GIVEN INFORMATION:
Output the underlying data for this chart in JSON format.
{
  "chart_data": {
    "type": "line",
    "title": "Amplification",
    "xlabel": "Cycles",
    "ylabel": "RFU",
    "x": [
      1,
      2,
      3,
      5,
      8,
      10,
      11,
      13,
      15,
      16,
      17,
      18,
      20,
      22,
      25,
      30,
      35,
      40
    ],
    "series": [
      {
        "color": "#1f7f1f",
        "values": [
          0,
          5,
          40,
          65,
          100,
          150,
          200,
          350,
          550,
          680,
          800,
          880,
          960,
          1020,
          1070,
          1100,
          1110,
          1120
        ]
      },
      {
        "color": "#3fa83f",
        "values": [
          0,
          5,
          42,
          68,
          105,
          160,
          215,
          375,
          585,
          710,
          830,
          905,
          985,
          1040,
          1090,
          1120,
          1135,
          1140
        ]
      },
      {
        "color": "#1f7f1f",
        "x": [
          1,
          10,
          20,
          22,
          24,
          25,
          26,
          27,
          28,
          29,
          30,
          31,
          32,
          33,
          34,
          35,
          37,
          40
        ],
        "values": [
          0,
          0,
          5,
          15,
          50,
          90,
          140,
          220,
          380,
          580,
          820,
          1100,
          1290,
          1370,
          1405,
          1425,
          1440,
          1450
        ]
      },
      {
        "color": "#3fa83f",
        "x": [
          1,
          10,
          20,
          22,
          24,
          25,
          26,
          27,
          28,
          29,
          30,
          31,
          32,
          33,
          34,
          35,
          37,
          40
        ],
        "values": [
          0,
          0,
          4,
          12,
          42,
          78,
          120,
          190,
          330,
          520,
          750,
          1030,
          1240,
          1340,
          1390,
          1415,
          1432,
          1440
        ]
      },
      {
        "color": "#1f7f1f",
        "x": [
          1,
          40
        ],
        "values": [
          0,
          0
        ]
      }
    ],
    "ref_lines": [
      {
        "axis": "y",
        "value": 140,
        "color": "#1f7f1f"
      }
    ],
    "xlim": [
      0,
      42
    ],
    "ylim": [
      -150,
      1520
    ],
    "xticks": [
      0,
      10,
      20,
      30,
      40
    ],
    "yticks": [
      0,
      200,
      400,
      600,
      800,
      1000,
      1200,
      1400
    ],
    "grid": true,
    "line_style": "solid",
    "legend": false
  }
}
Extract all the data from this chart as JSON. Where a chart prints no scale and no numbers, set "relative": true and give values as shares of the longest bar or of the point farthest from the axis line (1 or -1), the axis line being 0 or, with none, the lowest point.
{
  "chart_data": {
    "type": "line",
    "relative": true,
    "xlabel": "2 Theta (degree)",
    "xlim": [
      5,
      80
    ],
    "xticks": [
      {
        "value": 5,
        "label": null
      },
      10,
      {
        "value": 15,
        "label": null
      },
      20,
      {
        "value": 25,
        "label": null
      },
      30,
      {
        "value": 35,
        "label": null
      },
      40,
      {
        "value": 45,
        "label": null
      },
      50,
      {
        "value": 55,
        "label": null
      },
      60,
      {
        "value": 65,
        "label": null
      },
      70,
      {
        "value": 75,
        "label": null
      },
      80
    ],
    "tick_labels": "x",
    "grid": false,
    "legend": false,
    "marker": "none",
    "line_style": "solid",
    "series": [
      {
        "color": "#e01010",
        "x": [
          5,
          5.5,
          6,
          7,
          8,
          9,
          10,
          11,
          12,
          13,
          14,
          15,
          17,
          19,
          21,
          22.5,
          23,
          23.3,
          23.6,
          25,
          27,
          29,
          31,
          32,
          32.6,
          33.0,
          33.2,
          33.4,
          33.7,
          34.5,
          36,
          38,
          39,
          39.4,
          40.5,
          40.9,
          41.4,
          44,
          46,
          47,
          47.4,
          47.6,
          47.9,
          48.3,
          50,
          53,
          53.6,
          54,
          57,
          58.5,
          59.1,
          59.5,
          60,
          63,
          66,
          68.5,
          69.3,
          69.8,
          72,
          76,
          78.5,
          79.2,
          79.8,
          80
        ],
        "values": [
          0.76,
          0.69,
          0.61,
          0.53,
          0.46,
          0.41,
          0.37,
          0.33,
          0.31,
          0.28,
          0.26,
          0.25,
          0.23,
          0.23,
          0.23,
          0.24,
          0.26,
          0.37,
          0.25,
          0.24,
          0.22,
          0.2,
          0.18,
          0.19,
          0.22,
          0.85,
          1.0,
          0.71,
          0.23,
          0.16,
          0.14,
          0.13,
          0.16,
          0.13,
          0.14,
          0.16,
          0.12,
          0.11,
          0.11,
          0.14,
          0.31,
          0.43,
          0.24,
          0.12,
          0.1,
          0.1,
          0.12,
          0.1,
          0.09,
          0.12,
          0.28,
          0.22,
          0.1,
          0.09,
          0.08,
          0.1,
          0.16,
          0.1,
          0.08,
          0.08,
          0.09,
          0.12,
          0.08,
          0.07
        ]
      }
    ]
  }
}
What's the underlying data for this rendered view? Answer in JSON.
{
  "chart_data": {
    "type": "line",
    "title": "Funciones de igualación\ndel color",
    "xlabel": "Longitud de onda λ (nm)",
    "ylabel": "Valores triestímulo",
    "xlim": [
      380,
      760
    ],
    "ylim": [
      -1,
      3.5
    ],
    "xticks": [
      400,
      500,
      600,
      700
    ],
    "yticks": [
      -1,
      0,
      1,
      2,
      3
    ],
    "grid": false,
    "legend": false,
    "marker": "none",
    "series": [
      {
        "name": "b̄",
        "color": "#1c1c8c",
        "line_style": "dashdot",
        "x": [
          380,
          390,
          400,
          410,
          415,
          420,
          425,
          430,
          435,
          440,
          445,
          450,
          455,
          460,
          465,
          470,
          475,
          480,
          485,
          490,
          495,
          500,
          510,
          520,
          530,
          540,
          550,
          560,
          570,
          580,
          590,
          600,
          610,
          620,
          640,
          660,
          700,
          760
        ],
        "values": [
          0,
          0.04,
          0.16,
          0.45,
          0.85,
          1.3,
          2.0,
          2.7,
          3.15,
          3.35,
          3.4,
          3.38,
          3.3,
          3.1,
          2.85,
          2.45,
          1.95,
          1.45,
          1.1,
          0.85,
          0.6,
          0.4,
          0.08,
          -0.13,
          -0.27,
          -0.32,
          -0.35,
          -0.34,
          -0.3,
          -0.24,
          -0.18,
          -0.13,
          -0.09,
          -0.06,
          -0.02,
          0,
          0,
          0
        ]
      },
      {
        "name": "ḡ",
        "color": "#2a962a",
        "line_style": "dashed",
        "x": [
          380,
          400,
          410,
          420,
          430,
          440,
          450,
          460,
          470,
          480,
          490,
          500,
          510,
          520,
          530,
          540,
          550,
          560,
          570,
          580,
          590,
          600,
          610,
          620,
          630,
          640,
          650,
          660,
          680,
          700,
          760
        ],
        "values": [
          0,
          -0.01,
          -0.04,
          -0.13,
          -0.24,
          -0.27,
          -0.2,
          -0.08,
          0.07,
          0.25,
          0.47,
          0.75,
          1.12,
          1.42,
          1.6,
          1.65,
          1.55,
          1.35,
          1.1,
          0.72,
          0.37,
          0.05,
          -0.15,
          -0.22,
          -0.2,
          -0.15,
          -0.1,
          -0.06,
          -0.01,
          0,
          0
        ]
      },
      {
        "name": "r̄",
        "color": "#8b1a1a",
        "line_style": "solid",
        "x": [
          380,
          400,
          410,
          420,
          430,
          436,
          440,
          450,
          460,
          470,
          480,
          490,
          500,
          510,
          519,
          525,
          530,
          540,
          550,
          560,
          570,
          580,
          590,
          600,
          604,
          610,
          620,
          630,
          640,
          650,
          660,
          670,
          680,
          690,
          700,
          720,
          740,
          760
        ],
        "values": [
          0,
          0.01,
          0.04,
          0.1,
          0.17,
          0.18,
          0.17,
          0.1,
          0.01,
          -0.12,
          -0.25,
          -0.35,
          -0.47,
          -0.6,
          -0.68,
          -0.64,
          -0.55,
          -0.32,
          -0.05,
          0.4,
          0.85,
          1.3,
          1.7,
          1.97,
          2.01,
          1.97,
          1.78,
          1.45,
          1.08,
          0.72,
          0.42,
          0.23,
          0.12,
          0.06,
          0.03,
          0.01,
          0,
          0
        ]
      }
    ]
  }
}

THE EXERCISE:
Tally how many lines of the records hold the word "color". Answer with the number only.

COMPLETE OUTPUT:
11